Segment Start: Extract

Fedora / CentOS
warning
Kanidm currently has no support for SELinux policy - this may mean you need to run the daemon with
permissive mode for the unconfined_service_t daemon type. To do this run:
semanage permissive -a unconfined_service_t. To undo this run
semanage permissive -d unconfined_service_t.
You may also need to run audit2allow for sshd and other types to be able to access the UNIX
daemon sockets.
These files are managed by authselect as symlinks. You can either work with authselect, or remove the symlinks first.
Without authselect
If you just remove the symlinks:
Edit the content.
# /etc/pam.d/password-auth
auth required pam_env.so
auth required pam_faildelay.so delay=2000000
auth sufficient pam_kanidm.so ignore_unknown_user
auth required pam_deny.so
account sufficient pam_usertype.so issystem
account sufficient pam_kanidm.so ignore_unknown_user
account required pam_deny.so
password requisite pam_pwquality.so try_first_pass local_users_only
password sufficient pam_unix.so sha512 shadow nullok try_first_pass use_authtok
password required pam_deny.so
session optional pam_keyinit.so revoke
session required pam_limits.so
-session optional pam_systemd.so
session [success=1 default=ignore] pam_succeed_if.so service in crond quiet use_uid
session required pam_unix.so
session optional pam_kanidm.so
-
# /etc/pam.d/system-auth
auth required pam_env.so
auth required pam_faildelay.so delay=2000000
auth sufficient pam_fprintd.so
auth sufficient pam_kanidm.so ignore_unknown_user
auth required pam_deny.so
account sufficient pam_usertype.so issystem
account sufficient pam_kanidm.so ignore_unknown_user
account required pam_deny.so
password requisite pam_pwquality.so try_first_pass local_users_only
password sufficient pam_unix.so sha512 shadow nullok try_first_pass use_authtok
password required pam_deny.so
session optional pam_keyinit.so revoke
session required pam_limits.so
-session optional pam_systemd.so
session [success=1 default=ignore] pam_succeed_if.so service in crond quiet use_uid
session required pam_unix.so
session optional pam_kanidm.so
With authselect
To work with authselect:
You will need to create a new profile.

Segment End: Extract

Summarize the Kanidm setup notes for Fedora and CentOS in two sentences. The listing that comes next has no part in this exercise.

Segment Start: Information provided

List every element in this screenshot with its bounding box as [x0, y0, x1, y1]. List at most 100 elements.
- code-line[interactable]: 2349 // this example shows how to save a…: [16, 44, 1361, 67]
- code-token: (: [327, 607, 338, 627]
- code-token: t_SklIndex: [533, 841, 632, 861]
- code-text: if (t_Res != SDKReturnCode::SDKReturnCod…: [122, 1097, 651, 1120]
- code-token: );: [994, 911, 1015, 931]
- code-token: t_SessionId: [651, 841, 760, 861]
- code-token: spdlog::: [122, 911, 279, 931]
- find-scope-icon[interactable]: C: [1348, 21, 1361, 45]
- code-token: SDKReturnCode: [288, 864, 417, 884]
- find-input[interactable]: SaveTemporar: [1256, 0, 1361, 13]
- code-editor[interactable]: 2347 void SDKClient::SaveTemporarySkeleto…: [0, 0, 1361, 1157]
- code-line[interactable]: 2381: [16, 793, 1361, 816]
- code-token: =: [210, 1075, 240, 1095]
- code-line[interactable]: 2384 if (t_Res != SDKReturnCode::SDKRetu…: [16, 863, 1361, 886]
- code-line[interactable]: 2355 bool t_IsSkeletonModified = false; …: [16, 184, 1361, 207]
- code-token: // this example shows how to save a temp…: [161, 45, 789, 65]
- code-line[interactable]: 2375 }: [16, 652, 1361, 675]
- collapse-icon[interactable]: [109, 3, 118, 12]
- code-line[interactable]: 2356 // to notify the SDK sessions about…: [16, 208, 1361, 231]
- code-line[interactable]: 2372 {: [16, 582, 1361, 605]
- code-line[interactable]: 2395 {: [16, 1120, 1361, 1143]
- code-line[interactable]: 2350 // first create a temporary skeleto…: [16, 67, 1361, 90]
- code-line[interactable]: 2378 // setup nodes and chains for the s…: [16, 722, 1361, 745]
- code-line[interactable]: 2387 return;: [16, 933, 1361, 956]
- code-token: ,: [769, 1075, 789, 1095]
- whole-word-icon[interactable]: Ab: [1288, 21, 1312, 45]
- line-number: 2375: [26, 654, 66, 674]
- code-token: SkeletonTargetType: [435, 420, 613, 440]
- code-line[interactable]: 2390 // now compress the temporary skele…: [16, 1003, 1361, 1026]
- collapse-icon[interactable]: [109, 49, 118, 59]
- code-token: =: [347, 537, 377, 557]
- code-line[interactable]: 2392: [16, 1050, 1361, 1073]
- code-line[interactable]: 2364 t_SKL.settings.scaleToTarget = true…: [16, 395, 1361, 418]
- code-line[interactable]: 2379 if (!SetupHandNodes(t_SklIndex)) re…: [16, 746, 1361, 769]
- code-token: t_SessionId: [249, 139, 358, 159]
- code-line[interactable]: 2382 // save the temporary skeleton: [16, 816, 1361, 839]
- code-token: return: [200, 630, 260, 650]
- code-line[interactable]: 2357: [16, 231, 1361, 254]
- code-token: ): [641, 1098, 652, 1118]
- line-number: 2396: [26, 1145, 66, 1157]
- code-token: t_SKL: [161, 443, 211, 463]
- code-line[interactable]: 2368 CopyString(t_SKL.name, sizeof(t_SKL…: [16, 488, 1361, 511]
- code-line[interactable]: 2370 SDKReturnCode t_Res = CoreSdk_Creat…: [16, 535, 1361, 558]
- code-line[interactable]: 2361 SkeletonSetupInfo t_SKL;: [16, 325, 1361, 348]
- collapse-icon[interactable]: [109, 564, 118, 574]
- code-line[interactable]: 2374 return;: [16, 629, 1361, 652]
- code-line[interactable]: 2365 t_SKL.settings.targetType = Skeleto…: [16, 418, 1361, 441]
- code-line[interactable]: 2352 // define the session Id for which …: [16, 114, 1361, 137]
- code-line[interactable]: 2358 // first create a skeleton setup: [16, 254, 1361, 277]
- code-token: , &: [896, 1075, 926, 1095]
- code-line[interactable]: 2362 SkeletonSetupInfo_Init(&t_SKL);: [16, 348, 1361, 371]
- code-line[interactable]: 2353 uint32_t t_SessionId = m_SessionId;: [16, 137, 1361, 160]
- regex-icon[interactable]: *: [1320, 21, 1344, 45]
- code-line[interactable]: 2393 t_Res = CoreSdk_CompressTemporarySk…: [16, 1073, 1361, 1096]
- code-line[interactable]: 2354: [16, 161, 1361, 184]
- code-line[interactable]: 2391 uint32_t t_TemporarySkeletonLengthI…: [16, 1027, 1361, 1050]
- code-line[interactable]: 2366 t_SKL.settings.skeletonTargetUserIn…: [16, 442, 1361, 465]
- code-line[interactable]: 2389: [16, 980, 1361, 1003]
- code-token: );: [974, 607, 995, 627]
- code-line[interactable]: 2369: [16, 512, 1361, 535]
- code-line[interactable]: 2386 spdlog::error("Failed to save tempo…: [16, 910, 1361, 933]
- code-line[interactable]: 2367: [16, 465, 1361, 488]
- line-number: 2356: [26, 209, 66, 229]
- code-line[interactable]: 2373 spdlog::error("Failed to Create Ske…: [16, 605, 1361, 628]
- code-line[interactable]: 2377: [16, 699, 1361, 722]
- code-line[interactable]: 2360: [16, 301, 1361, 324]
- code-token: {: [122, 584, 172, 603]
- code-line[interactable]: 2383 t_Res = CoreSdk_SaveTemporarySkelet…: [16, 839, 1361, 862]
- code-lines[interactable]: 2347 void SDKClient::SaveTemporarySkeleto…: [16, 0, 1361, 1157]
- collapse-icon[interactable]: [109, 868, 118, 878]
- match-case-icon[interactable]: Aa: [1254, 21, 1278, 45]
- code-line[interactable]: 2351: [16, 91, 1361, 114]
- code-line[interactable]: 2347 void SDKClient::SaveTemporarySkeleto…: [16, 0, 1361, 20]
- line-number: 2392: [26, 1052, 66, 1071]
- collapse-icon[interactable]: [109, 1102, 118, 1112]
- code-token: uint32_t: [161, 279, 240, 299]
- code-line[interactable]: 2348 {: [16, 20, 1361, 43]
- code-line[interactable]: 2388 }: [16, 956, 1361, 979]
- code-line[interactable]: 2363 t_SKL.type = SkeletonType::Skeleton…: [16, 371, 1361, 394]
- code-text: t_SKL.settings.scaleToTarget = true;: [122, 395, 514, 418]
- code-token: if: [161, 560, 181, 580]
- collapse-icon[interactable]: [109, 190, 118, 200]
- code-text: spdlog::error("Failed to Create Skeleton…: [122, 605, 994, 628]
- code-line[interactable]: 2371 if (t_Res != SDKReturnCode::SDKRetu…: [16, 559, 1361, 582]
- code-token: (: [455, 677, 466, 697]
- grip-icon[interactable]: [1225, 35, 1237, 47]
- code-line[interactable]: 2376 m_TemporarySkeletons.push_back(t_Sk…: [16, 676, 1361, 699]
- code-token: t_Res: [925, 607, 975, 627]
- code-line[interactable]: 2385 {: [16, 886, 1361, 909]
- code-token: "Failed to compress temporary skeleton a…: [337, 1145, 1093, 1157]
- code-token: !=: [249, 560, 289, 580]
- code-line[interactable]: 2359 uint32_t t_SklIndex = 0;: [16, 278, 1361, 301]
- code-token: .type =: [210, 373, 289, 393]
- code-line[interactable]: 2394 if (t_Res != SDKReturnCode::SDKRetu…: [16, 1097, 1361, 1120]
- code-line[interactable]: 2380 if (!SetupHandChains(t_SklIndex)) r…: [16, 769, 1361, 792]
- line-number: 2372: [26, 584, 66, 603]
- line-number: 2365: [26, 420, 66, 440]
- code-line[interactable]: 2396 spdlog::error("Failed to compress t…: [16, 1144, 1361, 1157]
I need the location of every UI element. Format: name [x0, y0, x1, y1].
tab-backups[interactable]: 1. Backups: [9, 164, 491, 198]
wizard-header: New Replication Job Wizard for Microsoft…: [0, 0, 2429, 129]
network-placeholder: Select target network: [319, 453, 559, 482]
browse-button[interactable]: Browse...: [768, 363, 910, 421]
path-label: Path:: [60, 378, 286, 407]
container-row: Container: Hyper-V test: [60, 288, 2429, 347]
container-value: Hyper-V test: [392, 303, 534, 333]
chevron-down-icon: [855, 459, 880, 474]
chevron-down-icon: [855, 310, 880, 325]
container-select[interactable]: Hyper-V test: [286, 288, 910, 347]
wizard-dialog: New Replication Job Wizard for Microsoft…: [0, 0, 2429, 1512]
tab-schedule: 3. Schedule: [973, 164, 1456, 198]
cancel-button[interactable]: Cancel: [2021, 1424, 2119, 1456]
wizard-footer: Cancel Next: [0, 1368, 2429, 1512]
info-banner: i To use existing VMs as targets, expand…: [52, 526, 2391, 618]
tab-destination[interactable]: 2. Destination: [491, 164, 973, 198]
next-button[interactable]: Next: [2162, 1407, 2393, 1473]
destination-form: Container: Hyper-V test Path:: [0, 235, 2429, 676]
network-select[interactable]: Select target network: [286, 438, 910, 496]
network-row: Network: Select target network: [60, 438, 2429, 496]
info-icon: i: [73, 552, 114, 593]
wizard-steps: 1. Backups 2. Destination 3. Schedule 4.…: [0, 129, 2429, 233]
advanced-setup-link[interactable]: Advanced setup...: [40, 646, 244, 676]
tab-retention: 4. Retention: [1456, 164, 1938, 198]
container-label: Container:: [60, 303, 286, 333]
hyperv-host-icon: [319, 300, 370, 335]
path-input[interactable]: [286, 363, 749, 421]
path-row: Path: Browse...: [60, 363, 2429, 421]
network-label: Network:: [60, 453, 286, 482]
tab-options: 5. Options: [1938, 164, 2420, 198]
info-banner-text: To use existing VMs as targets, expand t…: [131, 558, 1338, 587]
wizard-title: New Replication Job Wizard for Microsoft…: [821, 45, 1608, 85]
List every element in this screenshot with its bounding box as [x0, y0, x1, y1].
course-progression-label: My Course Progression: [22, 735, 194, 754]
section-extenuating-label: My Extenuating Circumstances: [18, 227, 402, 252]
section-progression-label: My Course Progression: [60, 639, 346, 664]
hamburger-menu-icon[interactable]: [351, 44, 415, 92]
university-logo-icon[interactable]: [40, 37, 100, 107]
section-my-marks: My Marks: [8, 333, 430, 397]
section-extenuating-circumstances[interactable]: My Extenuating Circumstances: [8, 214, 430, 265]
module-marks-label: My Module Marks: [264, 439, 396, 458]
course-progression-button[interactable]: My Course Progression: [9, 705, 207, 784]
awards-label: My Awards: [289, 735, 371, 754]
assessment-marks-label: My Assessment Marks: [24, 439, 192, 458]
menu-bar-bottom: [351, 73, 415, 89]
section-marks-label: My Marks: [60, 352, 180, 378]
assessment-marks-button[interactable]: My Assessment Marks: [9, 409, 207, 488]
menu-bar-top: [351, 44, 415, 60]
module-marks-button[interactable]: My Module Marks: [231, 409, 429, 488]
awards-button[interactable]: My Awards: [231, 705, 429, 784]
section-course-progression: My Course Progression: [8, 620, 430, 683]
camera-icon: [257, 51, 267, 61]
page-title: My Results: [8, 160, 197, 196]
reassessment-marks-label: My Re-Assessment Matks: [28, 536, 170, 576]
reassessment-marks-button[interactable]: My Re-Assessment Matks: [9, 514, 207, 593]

Segment End: Information provided

Result for this task =
Because Kanidm has no SELinux policy support, the daemon may need permissive mode for the unconfined_service_t type, set with "semanage permissive -a unconfined_service_t" and undone with "semanage permissive -d unconfined_service_t", and audit2allow may be needed so sshd and other types can access the UNIX daemon sockets. The PAM files are symlinks managed by authselect, so you can either remove the symlinks and edit /etc/pam.d/password-auth and /etc/pam.d/system-auth to include pam_kanidm.so, or work with authselect, which requires creating a new profile.